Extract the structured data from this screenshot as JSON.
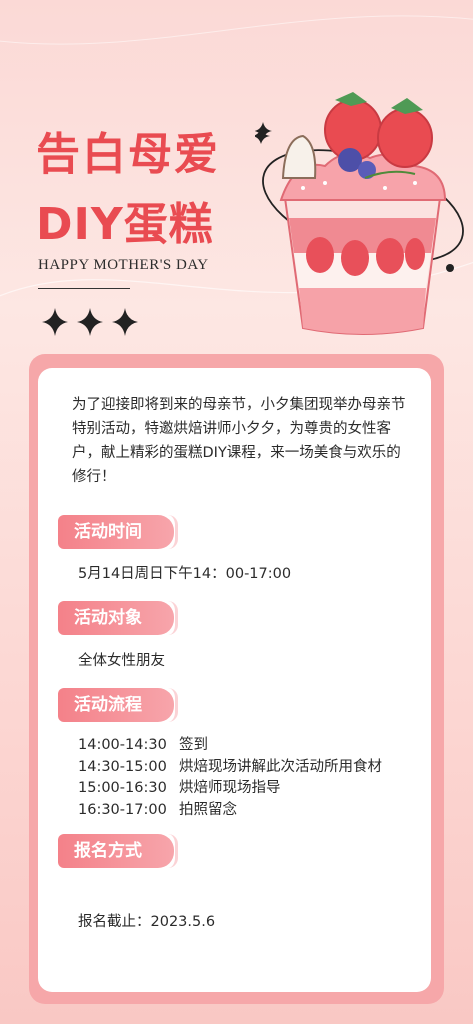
{
  "header": {
    "title_line1": "告白母爱",
    "title_line2": "DIY蛋糕",
    "subtitle": "HAPPY MOTHER'S DAY"
  },
  "intro": "为了迎接即将到来的母亲节，小夕集团现举办母亲节特别活动，特邀烘焙讲师小夕夕，为尊贵的女性客户，献上精彩的蛋糕DIY课程，来一场美食与欢乐的修行！",
  "sections": {
    "time": {
      "label": "活动时间",
      "value": "5月14日周日下午14：00-17:00"
    },
    "audience": {
      "label": "活动对象",
      "value": "全体女性朋友"
    },
    "flow": {
      "label": "活动流程",
      "items": [
        {
          "time": "14:00-14:30",
          "desc": "签到"
        },
        {
          "time": "14:30-15:00",
          "desc": "烘焙现场讲解此次活动所用食材"
        },
        {
          "time": "15:00-16:30",
          "desc": "烘焙师现场指导"
        },
        {
          "time": "16:30-17:00",
          "desc": "拍照留念"
        }
      ]
    },
    "signup": {
      "label": "报名方式",
      "value": "报名截止：2023.5.6"
    }
  },
  "colors": {
    "title": "#e94b51",
    "tag": "#f48189",
    "card_border": "#f6a7a9"
  }
}
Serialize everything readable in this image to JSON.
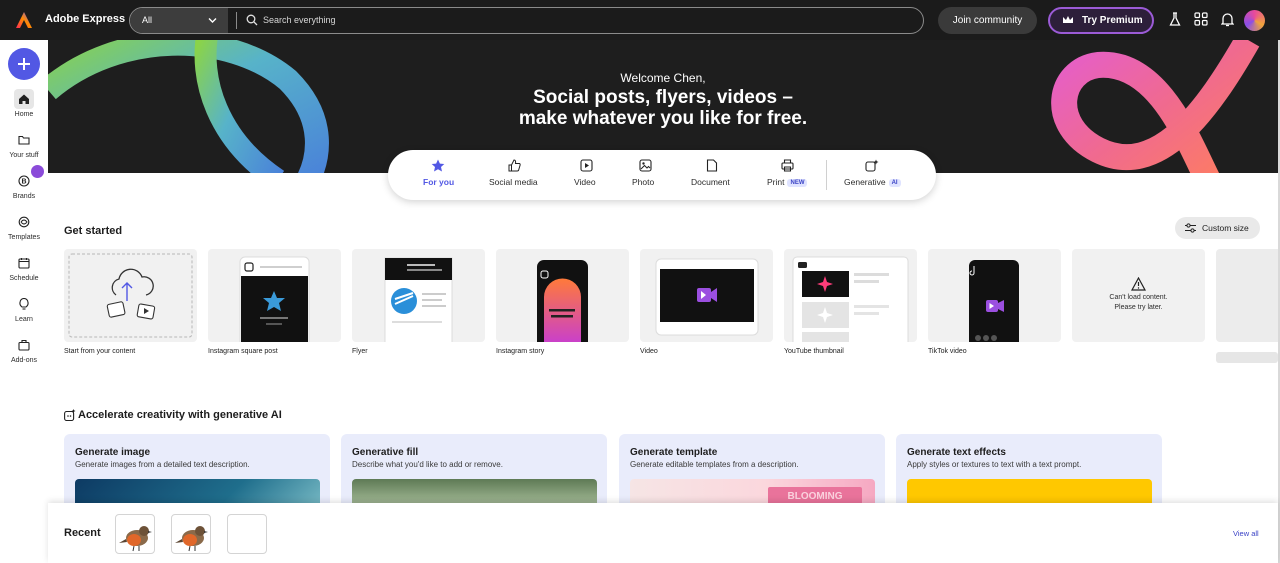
{
  "header": {
    "app_name": "Adobe Express",
    "search_scope": "All",
    "search_placeholder": "Search everything",
    "join_label": "Join community",
    "premium_label": "Try Premium"
  },
  "sidebar": {
    "items": [
      {
        "label": "Home",
        "icon": "home-icon"
      },
      {
        "label": "Your stuff",
        "icon": "folder-icon"
      },
      {
        "label": "Brands",
        "icon": "brand-icon"
      },
      {
        "label": "Templates",
        "icon": "templates-icon"
      },
      {
        "label": "Schedule",
        "icon": "calendar-icon"
      },
      {
        "label": "Learn",
        "icon": "lightbulb-icon"
      },
      {
        "label": "Add-ons",
        "icon": "addons-icon"
      }
    ]
  },
  "hero": {
    "welcome": "Welcome Chen,",
    "headline_line1": "Social posts, flyers, videos –",
    "headline_line2": "make whatever you like for free."
  },
  "tabs": [
    {
      "label": "For you",
      "icon": "star-icon",
      "active": true
    },
    {
      "label": "Social media",
      "icon": "thumbs-up-icon"
    },
    {
      "label": "Video",
      "icon": "play-icon"
    },
    {
      "label": "Photo",
      "icon": "photo-icon"
    },
    {
      "label": "Document",
      "icon": "document-icon"
    },
    {
      "label": "Print",
      "icon": "print-icon",
      "badge": "NEW"
    },
    {
      "label": "Generative",
      "icon": "generative-icon",
      "badge": "AI"
    }
  ],
  "get_started": {
    "title": "Get started",
    "custom_size": "Custom size",
    "cards": [
      {
        "label": "Start from your content"
      },
      {
        "label": "Instagram square post"
      },
      {
        "label": "Flyer"
      },
      {
        "label": "Instagram story"
      },
      {
        "label": "Video"
      },
      {
        "label": "YouTube thumbnail"
      },
      {
        "label": "TikTok video"
      }
    ],
    "error_line1": "Can't load content.",
    "error_line2": "Please try later."
  },
  "generative": {
    "title": "Accelerate creativity with generative AI",
    "cards": [
      {
        "title": "Generate image",
        "desc": "Generate images from a detailed text description."
      },
      {
        "title": "Generative fill",
        "desc": "Describe what you'd like to add or remove."
      },
      {
        "title": "Generate template",
        "desc": "Generate editable templates from a description."
      },
      {
        "title": "Generate text effects",
        "desc": "Apply styles or textures to text with a text prompt."
      }
    ],
    "template_thumb_text": "BLOOMING"
  },
  "recent": {
    "title": "Recent",
    "view_all": "View all"
  },
  "colors": {
    "accent": "#5258e4",
    "topbar": "#1b1b1b",
    "hero": "#1e1e1e",
    "premium_border": "#9b5bd6"
  }
}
****************
Task directions -
Filter out every line that lacks the word "Instagram", and copy the rest.

The solution -
        "label": "Instagram square post"
        "label": "Instagram story"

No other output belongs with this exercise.